● What the exercise asks
Transcribe the entries exactly; images are not part of the copy.

*** Listed records ***

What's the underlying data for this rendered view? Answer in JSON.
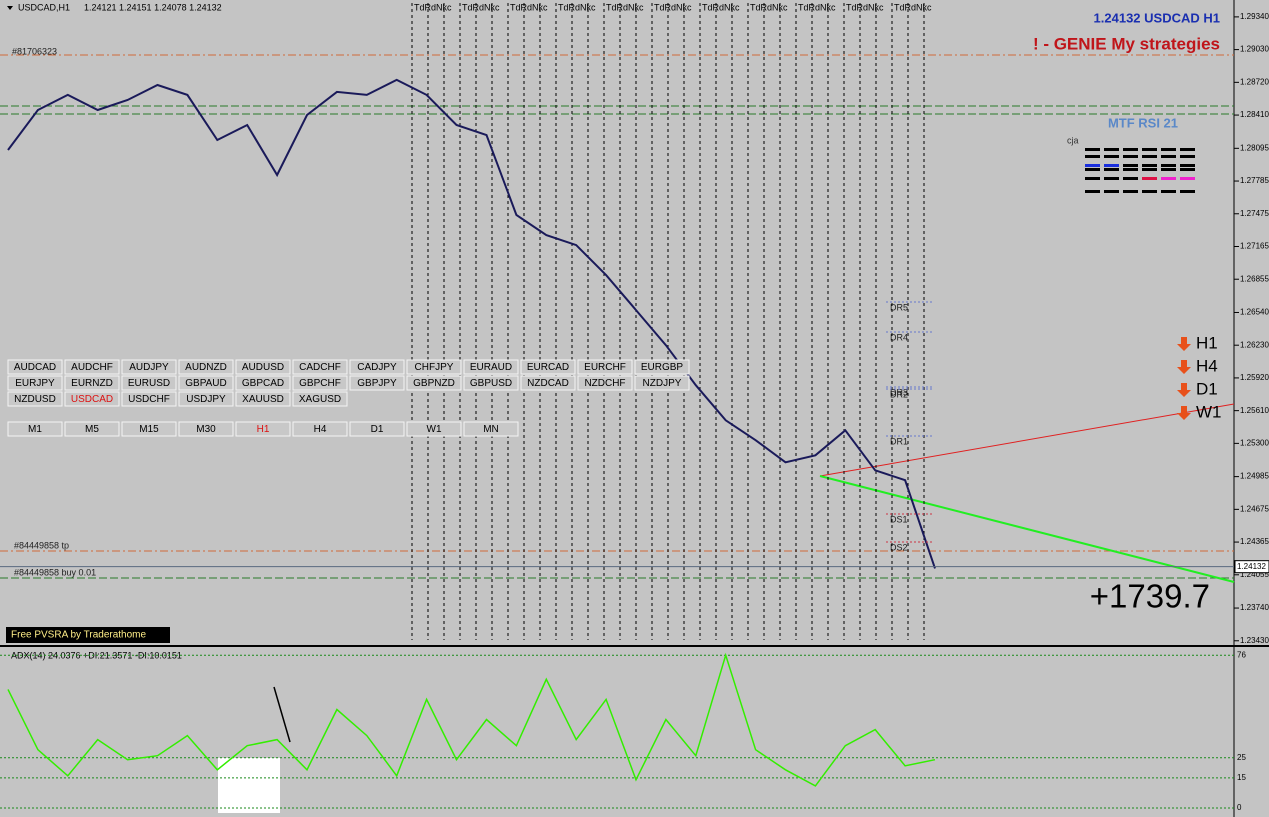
{
  "header": {
    "symbol": "USDCAD,H1",
    "ohlc": "1.24121 1.24151 1.24078 1.24132"
  },
  "top_right": {
    "quote": "1.24132 USDCAD H1",
    "strategy": "! - GENIE My strategies"
  },
  "mtf_rsi": {
    "title": "MTF RSI  21",
    "author": "cja"
  },
  "orders": [
    "#81706323",
    "#84449858 tp",
    "#84449858 buy 0.01"
  ],
  "vline_label": "TdRdNkc",
  "symbols": [
    [
      {
        "label": "AUDCAD"
      },
      {
        "label": "AUDCHF"
      },
      {
        "label": "AUDJPY"
      },
      {
        "label": "AUDNZD"
      },
      {
        "label": "AUDUSD"
      },
      {
        "label": "CADCHF"
      },
      {
        "label": "CADJPY"
      },
      {
        "label": "CHFJPY"
      },
      {
        "label": "EURAUD"
      },
      {
        "label": "EURCAD"
      },
      {
        "label": "EURCHF"
      },
      {
        "label": "EURGBP"
      }
    ],
    [
      {
        "label": "EURJPY"
      },
      {
        "label": "EURNZD"
      },
      {
        "label": "EURUSD"
      },
      {
        "label": "GBPAUD"
      },
      {
        "label": "GBPCAD"
      },
      {
        "label": "GBPCHF"
      },
      {
        "label": "GBPJPY"
      },
      {
        "label": "GBPNZD"
      },
      {
        "label": "GBPUSD"
      },
      {
        "label": "NZDCAD"
      },
      {
        "label": "NZDCHF"
      },
      {
        "label": "NZDJPY"
      }
    ],
    [
      {
        "label": "NZDUSD"
      },
      {
        "label": "USDCAD",
        "active": true
      },
      {
        "label": "USDCHF"
      },
      {
        "label": "USDJPY"
      },
      {
        "label": "XAUUSD"
      },
      {
        "label": "XAGUSD"
      }
    ]
  ],
  "timeframes": [
    {
      "label": "M1"
    },
    {
      "label": "M5"
    },
    {
      "label": "M15"
    },
    {
      "label": "M30"
    },
    {
      "label": "H1",
      "active": true
    },
    {
      "label": "H4"
    },
    {
      "label": "D1"
    },
    {
      "label": "W1"
    },
    {
      "label": "MN"
    }
  ],
  "mtf_arrows": [
    "H1",
    "H4",
    "D1",
    "W1"
  ],
  "pivots": [
    "DR5",
    "DR4",
    "DR3",
    "DR2",
    "DR1",
    "DS1",
    "DS2"
  ],
  "profit": "+1739.7",
  "branding": "Free PVSRA by Traderathome",
  "price_chart": {
    "type": "line",
    "color": "#1a1a5a",
    "values": [
      1.28079,
      1.28458,
      1.28601,
      1.28458,
      1.28553,
      1.28695,
      1.28601,
      1.28174,
      1.28316,
      1.27842,
      1.28411,
      1.28629,
      1.28601,
      1.28743,
      1.28601,
      1.28316,
      1.28221,
      1.27463,
      1.27273,
      1.27178,
      1.26894,
      1.26562,
      1.2623,
      1.25851,
      1.25519,
      1.2533,
      1.25121,
      1.25187,
      1.25424,
      1.25045,
      1.24951,
      1.24116
    ],
    "ylim": [
      1.2339,
      1.295
    ],
    "yticks": [
      {
        "value": 1.2934,
        "label": "1.29340"
      },
      {
        "value": 1.2903,
        "label": "1.29030"
      },
      {
        "value": 1.2872,
        "label": "1.28720"
      },
      {
        "value": 1.2841,
        "label": "1.28410"
      },
      {
        "value": 1.28095,
        "label": "1.28095"
      },
      {
        "value": 1.27785,
        "label": "1.27785"
      },
      {
        "value": 1.27475,
        "label": "1.27475"
      },
      {
        "value": 1.27165,
        "label": "1.27165"
      },
      {
        "value": 1.26855,
        "label": "1.26855"
      },
      {
        "value": 1.2654,
        "label": "1.26540"
      },
      {
        "value": 1.2623,
        "label": "1.26230"
      },
      {
        "value": 1.2592,
        "label": "1.25920"
      },
      {
        "value": 1.2561,
        "label": "1.25610"
      },
      {
        "value": 1.253,
        "label": "1.25300"
      },
      {
        "value": 1.24985,
        "label": "1.24985"
      },
      {
        "value": 1.24675,
        "label": "1.24675"
      },
      {
        "value": 1.24365,
        "label": "1.24365"
      },
      {
        "value": 1.24055,
        "label": "1.24055"
      },
      {
        "value": 1.2374,
        "label": "1.23740"
      },
      {
        "value": 1.2343,
        "label": "1.23430"
      }
    ],
    "current": {
      "value": 1.24132,
      "label": "1.24132"
    }
  },
  "adx": {
    "type": "line",
    "color": "#33ee00",
    "label": "ADX(14) 24.0376 +DI:21.3571 -DI:10.0151",
    "values": [
      59,
      29,
      16,
      34,
      24,
      26,
      36,
      19,
      31,
      34,
      19,
      49,
      36,
      16,
      54,
      24,
      44,
      31,
      64,
      34,
      54,
      14,
      44,
      26,
      76,
      29,
      19,
      11,
      31,
      39,
      21,
      24
    ],
    "ylim": [
      -4.5,
      79.6
    ],
    "yticks": [
      76,
      25,
      15,
      0
    ]
  }
}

***

● Response
What's the underlying data for this rendered view? Answer in JSON.
{
  "header": {
    "symbol": "USDCAD,H1",
    "ohlc": "1.24121 1.24151 1.24078 1.24132"
  },
  "top_right": {
    "quote": "1.24132 USDCAD H1",
    "strategy": "! - GENIE My strategies"
  },
  "mtf_rsi": {
    "title": "MTF RSI  21",
    "author": "cja"
  },
  "orders": [
    "#81706323",
    "#84449858 tp",
    "#84449858 buy 0.01"
  ],
  "vline_label": "TdRdNkc",
  "symbols": [
    [
      {
        "label": "AUDCAD"
      },
      {
        "label": "AUDCHF"
      },
      {
        "label": "AUDJPY"
      },
      {
        "label": "AUDNZD"
      },
      {
        "label": "AUDUSD"
      },
      {
        "label": "CADCHF"
      },
      {
        "label": "CADJPY"
      },
      {
        "label": "CHFJPY"
      },
      {
        "label": "EURAUD"
      },
      {
        "label": "EURCAD"
      },
      {
        "label": "EURCHF"
      },
      {
        "label": "EURGBP"
      }
    ],
    [
      {
        "label": "EURJPY"
      },
      {
        "label": "EURNZD"
      },
      {
        "label": "EURUSD"
      },
      {
        "label": "GBPAUD"
      },
      {
        "label": "GBPCAD"
      },
      {
        "label": "GBPCHF"
      },
      {
        "label": "GBPJPY"
      },
      {
        "label": "GBPNZD"
      },
      {
        "label": "GBPUSD"
      },
      {
        "label": "NZDCAD"
      },
      {
        "label": "NZDCHF"
      },
      {
        "label": "NZDJPY"
      }
    ],
    [
      {
        "label": "NZDUSD"
      },
      {
        "label": "USDCAD",
        "active": true
      },
      {
        "label": "USDCHF"
      },
      {
        "label": "USDJPY"
      },
      {
        "label": "XAUUSD"
      },
      {
        "label": "XAGUSD"
      }
    ]
  ],
  "timeframes": [
    {
      "label": "M1"
    },
    {
      "label": "M5"
    },
    {
      "label": "M15"
    },
    {
      "label": "M30"
    },
    {
      "label": "H1",
      "active": true
    },
    {
      "label": "H4"
    },
    {
      "label": "D1"
    },
    {
      "label": "W1"
    },
    {
      "label": "MN"
    }
  ],
  "mtf_arrows": [
    "H1",
    "H4",
    "D1",
    "W1"
  ],
  "pivots": [
    "DR5",
    "DR4",
    "DR3",
    "DR2",
    "DR1",
    "DS1",
    "DS2"
  ],
  "profit": "+1739.7",
  "branding": "Free PVSRA by Traderathome",
  "price_chart": {
    "type": "line",
    "color": "#1a1a5a",
    "values": [
      1.28079,
      1.28458,
      1.28601,
      1.28458,
      1.28553,
      1.28695,
      1.28601,
      1.28174,
      1.28316,
      1.27842,
      1.28411,
      1.28629,
      1.28601,
      1.28743,
      1.28601,
      1.28316,
      1.28221,
      1.27463,
      1.27273,
      1.27178,
      1.26894,
      1.26562,
      1.2623,
      1.25851,
      1.25519,
      1.2533,
      1.25121,
      1.25187,
      1.25424,
      1.25045,
      1.24951,
      1.24116
    ],
    "ylim": [
      1.2339,
      1.295
    ],
    "yticks": [
      {
        "value": 1.2934,
        "label": "1.29340"
      },
      {
        "value": 1.2903,
        "label": "1.29030"
      },
      {
        "value": 1.2872,
        "label": "1.28720"
      },
      {
        "value": 1.2841,
        "label": "1.28410"
      },
      {
        "value": 1.28095,
        "label": "1.28095"
      },
      {
        "value": 1.27785,
        "label": "1.27785"
      },
      {
        "value": 1.27475,
        "label": "1.27475"
      },
      {
        "value": 1.27165,
        "label": "1.27165"
      },
      {
        "value": 1.26855,
        "label": "1.26855"
      },
      {
        "value": 1.2654,
        "label": "1.26540"
      },
      {
        "value": 1.2623,
        "label": "1.26230"
      },
      {
        "value": 1.2592,
        "label": "1.25920"
      },
      {
        "value": 1.2561,
        "label": "1.25610"
      },
      {
        "value": 1.253,
        "label": "1.25300"
      },
      {
        "value": 1.24985,
        "label": "1.24985"
      },
      {
        "value": 1.24675,
        "label": "1.24675"
      },
      {
        "value": 1.24365,
        "label": "1.24365"
      },
      {
        "value": 1.24055,
        "label": "1.24055"
      },
      {
        "value": 1.2374,
        "label": "1.23740"
      },
      {
        "value": 1.2343,
        "label": "1.23430"
      }
    ],
    "current": {
      "value": 1.24132,
      "label": "1.24132"
    }
  },
  "adx": {
    "type": "line",
    "color": "#33ee00",
    "label": "ADX(14) 24.0376 +DI:21.3571 -DI:10.0151",
    "values": [
      59,
      29,
      16,
      34,
      24,
      26,
      36,
      19,
      31,
      34,
      19,
      49,
      36,
      16,
      54,
      24,
      44,
      31,
      64,
      34,
      54,
      14,
      44,
      26,
      76,
      29,
      19,
      11,
      31,
      39,
      21,
      24
    ],
    "ylim": [
      -4.5,
      79.6
    ],
    "yticks": [
      76,
      25,
      15,
      0
    ]
  }
}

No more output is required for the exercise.